Problem description: Print the records below exactly as they appear.

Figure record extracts
══════════════════════════════

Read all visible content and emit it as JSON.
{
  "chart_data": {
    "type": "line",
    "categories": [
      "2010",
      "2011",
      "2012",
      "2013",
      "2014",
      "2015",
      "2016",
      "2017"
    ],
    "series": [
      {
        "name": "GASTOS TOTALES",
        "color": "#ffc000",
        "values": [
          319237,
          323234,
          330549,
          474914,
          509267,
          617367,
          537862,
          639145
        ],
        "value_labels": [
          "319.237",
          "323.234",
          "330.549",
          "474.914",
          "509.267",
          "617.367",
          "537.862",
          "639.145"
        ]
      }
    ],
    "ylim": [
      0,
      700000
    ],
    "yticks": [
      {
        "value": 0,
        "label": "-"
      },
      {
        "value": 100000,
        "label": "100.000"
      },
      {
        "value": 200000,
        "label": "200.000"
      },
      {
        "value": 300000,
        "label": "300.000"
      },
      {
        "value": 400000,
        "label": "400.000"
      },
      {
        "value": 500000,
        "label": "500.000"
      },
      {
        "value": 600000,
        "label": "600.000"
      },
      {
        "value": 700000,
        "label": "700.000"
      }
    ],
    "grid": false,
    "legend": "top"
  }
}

══════════════════════════════

The answer:
Read all visible content and emit it as JSON.
{
  "chart_data": {
    "type": "line",
    "categories": [
      "2010",
      "2011",
      "2012",
      "2013",
      "2014",
      "2015",
      "2016",
      "2017"
    ],
    "series": [
      {
        "name": "GASTOS TOTALES",
        "color": "#ffc000",
        "values": [
          319237,
          323234,
          330549,
          474914,
          509267,
          617367,
          537862,
          639145
        ],
        "value_labels": [
          "319.237",
          "323.234",
          "330.549",
          "474.914",
          "509.267",
          "617.367",
          "537.862",
          "639.145"
        ]
      }
    ],
    "ylim": [
      0,
      700000
    ],
    "yticks": [
      {
        "value": 0,
        "label": "-"
      },
      {
        "value": 100000,
        "label": "100.000"
      },
      {
        "value": 200000,
        "label": "200.000"
      },
      {
        "value": 300000,
        "label": "300.000"
      },
      {
        "value": 400000,
        "label": "400.000"
      },
      {
        "value": 500000,
        "label": "500.000"
      },
      {
        "value": 600000,
        "label": "600.000"
      },
      {
        "value": 700000,
        "label": "700.000"
      }
    ],
    "grid": false,
    "legend": "top"
  }
}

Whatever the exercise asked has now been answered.